**RECORD LIST:**

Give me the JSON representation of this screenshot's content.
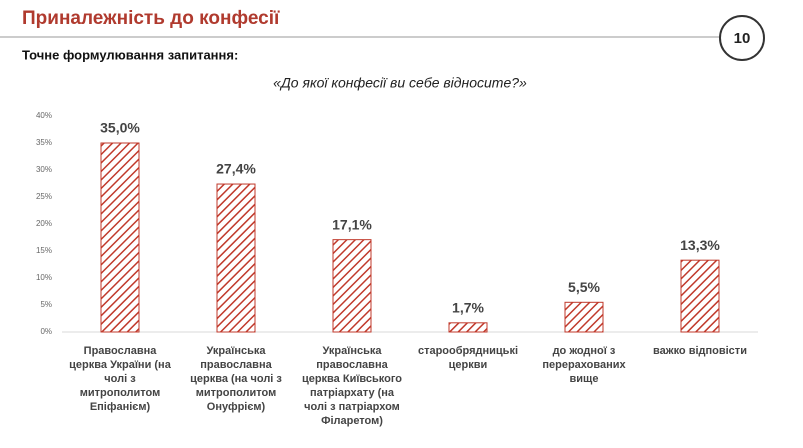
{
  "header": {
    "title": "Приналежність до конфесії",
    "page_number": "10"
  },
  "question_intro": "Точне формулювання запитання:",
  "question": "«До якої конфесії ви себе відносите?»",
  "chart_data": {
    "type": "bar",
    "categories": [
      "Православна церква України (на чолі з митрополитом Епіфанієм)",
      "Українська православна церква (на чолі з митрополитом Онуфрієм)",
      "Українська православна церква Київського патріархату (на чолі з патріархом Філаретом)",
      "старообрядницькі церкви",
      "до жодної з перерахованих вище",
      "важко відповісти"
    ],
    "values": [
      35.0,
      27.4,
      17.1,
      1.7,
      5.5,
      13.3
    ],
    "value_labels": [
      "35,0%",
      "27,4%",
      "17,1%",
      "1,7%",
      "5,5%",
      "13,3%"
    ],
    "color": "#c0392b",
    "ylim": [
      0,
      40
    ],
    "yticks": [
      {
        "value": 0,
        "label": "0%"
      },
      {
        "value": 5,
        "label": "5%"
      },
      {
        "value": 10,
        "label": "10%"
      },
      {
        "value": 15,
        "label": "15%"
      },
      {
        "value": 20,
        "label": "20%"
      },
      {
        "value": 25,
        "label": "25%"
      },
      {
        "value": 30,
        "label": "30%"
      },
      {
        "value": 35,
        "label": "35%"
      },
      {
        "value": 40,
        "label": "40%"
      }
    ],
    "grid": false
  }
}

**SET EXERCISE:** How many lines of these entries hold the string "Українська"? Answer with the number alone.

**WORKED ANSWER:** 2